*Lista de tarefas*.
1 – Resuma em duas frases o texto sobre o caso da ENE2ESE.
2 – Transcreva o trecho do texto sobre o caso da ENE2ESE que começa em "Em vez de responder" e termina em "e responsabilidade humana.".
3 – Liste todas as opções que o chatbot apresenta, segundo o texto sobre o caso da ENE2ESE, como motivos mais frequentes de contato.

*Texto*.
---*---
Case GUSTA — ENE2ESE
ENE2ESE: suporte contínuo e chatbot para e-commerce
Uma camada conversacional integrada à loja ajuda clientes a navegar por um catálogo especializado, enquanto a evolução contínua mantém atendimento e experiência digital conectados.
- Setor
- Pedras preciosas e e-commerce
- Plataforma
- VTEX
- Etapa
- Escalar, operar e evoluir
O contexto da operação
A ENE2ESE trabalha com um catálogo de pedras preciosas no qual a compra costuma começar por uma pergunta. O cliente pode procurar uma gema específica, comparar formatos, entender características, avaliar uma aplicação profissional ou precisar de orientação sobre pedido, entrega, pagamento e troca. Em uma jornada assim, uma busca convencional nem sempre traduz a intenção com clareza. O atendimento precisa aproximar o vocabulário do cliente da organização real do catálogo, sem fingir que toda dúvida pode ser resolvida automaticamente.
O trabalho da GUSTA combina suporte contínuo à experiência de e-commerce com um chatbot integrado à jornada da loja. A camada conversacional foi estruturada para receber a pessoa com caminhos objetivos, permitir uma pergunta aberta e manter disponível a passagem para um especialista. O objetivo do sistema é orientar e organizar o atendimento, preservando o papel humano nos casos que pedem análise comercial, técnica ou contextual.
Chatbot conectado à jornada de compra
O chatbot apresenta opções relacionadas aos motivos mais frequentes de contato: encontrar a gema ideal, localizar um produto específico, conversar sobre um projeto de joia ou compra profissional, tratar assuntos de pedido e falar com um especialista. Esses caminhos não são um menu fechado. Eles funcionam como pontos de partida para reduzir ambiguidade e encaminhar cada conversa com contexto melhor definido.
Em vez de responder fora da realidade da loja, a experiência é orientada pelo catálogo e pelo escopo autorizado de atendimento. Quando uma pergunta depende de disponibilidade, negociação, avaliação especializada ou decisão da equipe, a conversa deve chegar a uma pessoa. Esse desenho torna explícita a fronteira entre automação e responsabilidade humana.
---*---
Entradas de dados armazenados:
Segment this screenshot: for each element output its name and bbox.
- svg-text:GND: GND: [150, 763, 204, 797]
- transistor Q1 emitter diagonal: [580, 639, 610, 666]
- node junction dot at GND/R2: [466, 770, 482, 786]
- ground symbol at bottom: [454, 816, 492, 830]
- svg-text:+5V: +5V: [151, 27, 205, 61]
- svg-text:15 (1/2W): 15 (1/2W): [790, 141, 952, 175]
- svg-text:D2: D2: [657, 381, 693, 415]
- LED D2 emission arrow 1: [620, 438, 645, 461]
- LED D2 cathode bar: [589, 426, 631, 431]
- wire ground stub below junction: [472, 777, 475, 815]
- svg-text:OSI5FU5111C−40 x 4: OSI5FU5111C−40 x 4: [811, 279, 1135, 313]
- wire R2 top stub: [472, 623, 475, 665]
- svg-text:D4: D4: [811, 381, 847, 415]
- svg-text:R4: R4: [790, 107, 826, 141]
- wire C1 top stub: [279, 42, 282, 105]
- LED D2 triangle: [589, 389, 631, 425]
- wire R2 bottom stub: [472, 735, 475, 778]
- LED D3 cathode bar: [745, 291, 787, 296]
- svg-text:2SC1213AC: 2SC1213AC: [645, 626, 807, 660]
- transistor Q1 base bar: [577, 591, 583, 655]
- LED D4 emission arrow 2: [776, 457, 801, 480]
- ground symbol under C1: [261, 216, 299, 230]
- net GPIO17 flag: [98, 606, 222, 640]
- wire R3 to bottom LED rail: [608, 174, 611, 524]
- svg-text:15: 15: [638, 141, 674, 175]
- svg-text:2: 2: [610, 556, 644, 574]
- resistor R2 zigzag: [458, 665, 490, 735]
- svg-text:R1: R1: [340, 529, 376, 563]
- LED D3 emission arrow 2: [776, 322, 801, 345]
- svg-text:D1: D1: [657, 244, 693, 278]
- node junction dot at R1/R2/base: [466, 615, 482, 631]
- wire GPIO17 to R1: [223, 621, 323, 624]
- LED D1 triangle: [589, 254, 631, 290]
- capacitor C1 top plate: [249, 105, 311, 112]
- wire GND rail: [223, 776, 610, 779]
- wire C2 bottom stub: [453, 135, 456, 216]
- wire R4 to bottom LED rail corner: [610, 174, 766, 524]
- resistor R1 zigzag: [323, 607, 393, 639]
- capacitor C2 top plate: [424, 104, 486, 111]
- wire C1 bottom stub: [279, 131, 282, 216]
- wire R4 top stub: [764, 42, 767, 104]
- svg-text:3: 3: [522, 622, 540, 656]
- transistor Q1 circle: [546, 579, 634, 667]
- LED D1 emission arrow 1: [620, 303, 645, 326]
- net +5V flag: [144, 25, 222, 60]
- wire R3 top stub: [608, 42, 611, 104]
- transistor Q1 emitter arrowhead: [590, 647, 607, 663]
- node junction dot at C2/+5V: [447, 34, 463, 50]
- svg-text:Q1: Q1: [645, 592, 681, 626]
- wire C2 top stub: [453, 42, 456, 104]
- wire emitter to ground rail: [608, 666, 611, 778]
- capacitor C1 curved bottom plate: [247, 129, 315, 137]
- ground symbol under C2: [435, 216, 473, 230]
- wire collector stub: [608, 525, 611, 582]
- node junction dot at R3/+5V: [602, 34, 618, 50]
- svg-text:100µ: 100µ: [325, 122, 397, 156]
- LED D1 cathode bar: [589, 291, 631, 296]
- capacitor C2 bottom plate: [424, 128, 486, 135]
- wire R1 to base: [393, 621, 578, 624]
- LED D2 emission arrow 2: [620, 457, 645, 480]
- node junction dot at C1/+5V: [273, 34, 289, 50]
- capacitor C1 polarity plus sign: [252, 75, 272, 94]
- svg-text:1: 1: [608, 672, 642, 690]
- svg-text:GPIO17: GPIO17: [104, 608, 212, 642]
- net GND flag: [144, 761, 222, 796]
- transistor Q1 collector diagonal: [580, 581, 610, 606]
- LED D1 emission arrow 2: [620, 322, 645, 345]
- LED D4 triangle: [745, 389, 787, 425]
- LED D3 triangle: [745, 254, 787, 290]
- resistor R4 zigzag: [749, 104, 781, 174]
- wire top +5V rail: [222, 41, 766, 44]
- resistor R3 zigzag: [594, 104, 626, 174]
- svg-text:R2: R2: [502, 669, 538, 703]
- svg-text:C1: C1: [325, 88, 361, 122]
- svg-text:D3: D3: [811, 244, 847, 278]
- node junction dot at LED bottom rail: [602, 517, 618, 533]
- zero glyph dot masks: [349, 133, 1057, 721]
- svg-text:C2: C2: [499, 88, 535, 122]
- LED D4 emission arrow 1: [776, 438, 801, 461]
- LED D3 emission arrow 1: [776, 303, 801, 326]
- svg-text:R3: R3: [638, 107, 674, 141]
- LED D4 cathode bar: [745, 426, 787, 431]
---*---
*Respostas esperadas*.
1 – A ENE2ESE vende pedras preciosas pela internet, na plataforma VTEX, e a GUSTA junta suporte contínuo à loja com um chatbot ligado à jornada de compra. O chatbot oferece caminhos para os motivos mais comuns de contato, responde com base no catálogo e passa para uma pessoa as conversas que dependem de disponibilidade, negociação, avaliação especializada ou decisão da equipe.

2 –
Em vez de responder fora da realidade da loja, a experiência é orientada pelo catálogo e pelo escopo autorizado de atendimento. Quando uma pergunta depende de disponibilidade, negociação, avaliação especializada ou decisão da equipe, a conversa deve chegar a uma pessoa. Esse desenho torna explícita a fronteira entre automação e responsabilidade humana.

3 –
- encontrar a gema ideal
- localizar um produto específico
- conversar sobre um projeto de joia ou compra profissional
- tratar assuntos de pedido
- falar com um especialista